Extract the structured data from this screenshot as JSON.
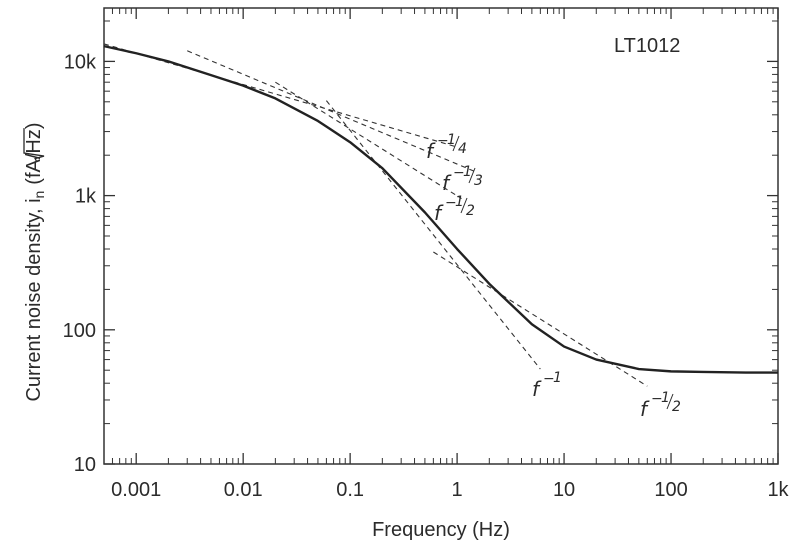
{
  "chart_data": {
    "type": "line",
    "title": "LT1012",
    "xlabel": "Frequency (Hz)",
    "ylabel": "Current noise density, i",
    "ylabel_sub": "n",
    "ylabel_units_open": "(fA/",
    "ylabel_units_radicand": "Hz",
    "ylabel_units_close": ")",
    "xscale": "log",
    "yscale": "log",
    "xlim": [
      0.0005,
      1000
    ],
    "ylim": [
      10,
      25000
    ],
    "grid": false,
    "x_ticks": [
      0.001,
      0.01,
      0.1,
      1,
      10,
      100,
      1000
    ],
    "x_tick_labels": [
      "0.001",
      "0.01",
      "0.1",
      "1",
      "10",
      "100",
      "1k"
    ],
    "y_ticks": [
      10,
      100,
      1000,
      10000
    ],
    "y_tick_labels": [
      "10",
      "100",
      "1k",
      "10k"
    ],
    "series": [
      {
        "style": "solid",
        "x": [
          0.0005,
          0.001,
          0.002,
          0.005,
          0.01,
          0.02,
          0.05,
          0.1,
          0.2,
          0.5,
          1,
          2,
          5,
          10,
          20,
          50,
          100,
          200,
          500,
          1000
        ],
        "y": [
          13000,
          11500,
          10000,
          7900,
          6600,
          5300,
          3600,
          2500,
          1600,
          750,
          400,
          220,
          110,
          75,
          60,
          51,
          49,
          48.5,
          48,
          48
        ]
      }
    ],
    "asymptotes": [
      {
        "slope": "-1/4",
        "style": "dashed",
        "x": [
          0.0005,
          1.0
        ],
        "y": [
          13500,
          2300
        ]
      },
      {
        "slope": "-1/3",
        "style": "dashed",
        "x": [
          0.003,
          1.5
        ],
        "y": [
          12000,
          1500
        ]
      },
      {
        "slope": "-1/2",
        "style": "dashed",
        "x": [
          0.02,
          1.1
        ],
        "y": [
          7000,
          950
        ]
      },
      {
        "slope": "-1",
        "style": "dashed",
        "x": [
          0.06,
          6
        ],
        "y": [
          5100,
          51
        ]
      },
      {
        "slope": "-1/2",
        "style": "dashed",
        "x": [
          0.6,
          60
        ],
        "y": [
          380,
          38
        ]
      }
    ],
    "annotations": [
      {
        "base": "f",
        "exp_sign": "−",
        "exp_num": "1",
        "exp_den": "4"
      },
      {
        "base": "f",
        "exp_sign": "−",
        "exp_num": "1",
        "exp_den": "3"
      },
      {
        "base": "f",
        "exp_sign": "−",
        "exp_num": "1",
        "exp_den": "2"
      },
      {
        "base": "f",
        "exp_sign": "−",
        "exp_num": "1",
        "exp_den": ""
      },
      {
        "base": "f",
        "exp_sign": "−",
        "exp_num": "1",
        "exp_den": "2"
      }
    ]
  }
}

======

→ **Task objective**
Omit the pictures and give the material again, exactly and in full.

→ **Full solution**
Extract the structured data from this screenshot as JSON.
{
  "chart_data": {
    "type": "line",
    "title": "LT1012",
    "xlabel": "Frequency (Hz)",
    "ylabel": "Current noise density, i",
    "ylabel_sub": "n",
    "ylabel_units_open": "(fA/",
    "ylabel_units_radicand": "Hz",
    "ylabel_units_close": ")",
    "xscale": "log",
    "yscale": "log",
    "xlim": [
      0.0005,
      1000
    ],
    "ylim": [
      10,
      25000
    ],
    "grid": false,
    "x_ticks": [
      0.001,
      0.01,
      0.1,
      1,
      10,
      100,
      1000
    ],
    "x_tick_labels": [
      "0.001",
      "0.01",
      "0.1",
      "1",
      "10",
      "100",
      "1k"
    ],
    "y_ticks": [
      10,
      100,
      1000,
      10000
    ],
    "y_tick_labels": [
      "10",
      "100",
      "1k",
      "10k"
    ],
    "series": [
      {
        "style": "solid",
        "x": [
          0.0005,
          0.001,
          0.002,
          0.005,
          0.01,
          0.02,
          0.05,
          0.1,
          0.2,
          0.5,
          1,
          2,
          5,
          10,
          20,
          50,
          100,
          200,
          500,
          1000
        ],
        "y": [
          13000,
          11500,
          10000,
          7900,
          6600,
          5300,
          3600,
          2500,
          1600,
          750,
          400,
          220,
          110,
          75,
          60,
          51,
          49,
          48.5,
          48,
          48
        ]
      }
    ],
    "asymptotes": [
      {
        "slope": "-1/4",
        "style": "dashed",
        "x": [
          0.0005,
          1.0
        ],
        "y": [
          13500,
          2300
        ]
      },
      {
        "slope": "-1/3",
        "style": "dashed",
        "x": [
          0.003,
          1.5
        ],
        "y": [
          12000,
          1500
        ]
      },
      {
        "slope": "-1/2",
        "style": "dashed",
        "x": [
          0.02,
          1.1
        ],
        "y": [
          7000,
          950
        ]
      },
      {
        "slope": "-1",
        "style": "dashed",
        "x": [
          0.06,
          6
        ],
        "y": [
          5100,
          51
        ]
      },
      {
        "slope": "-1/2",
        "style": "dashed",
        "x": [
          0.6,
          60
        ],
        "y": [
          380,
          38
        ]
      }
    ],
    "annotations": [
      {
        "base": "f",
        "exp_sign": "−",
        "exp_num": "1",
        "exp_den": "4"
      },
      {
        "base": "f",
        "exp_sign": "−",
        "exp_num": "1",
        "exp_den": "3"
      },
      {
        "base": "f",
        "exp_sign": "−",
        "exp_num": "1",
        "exp_den": "2"
      },
      {
        "base": "f",
        "exp_sign": "−",
        "exp_num": "1",
        "exp_den": ""
      },
      {
        "base": "f",
        "exp_sign": "−",
        "exp_num": "1",
        "exp_den": "2"
      }
    ]
  }
}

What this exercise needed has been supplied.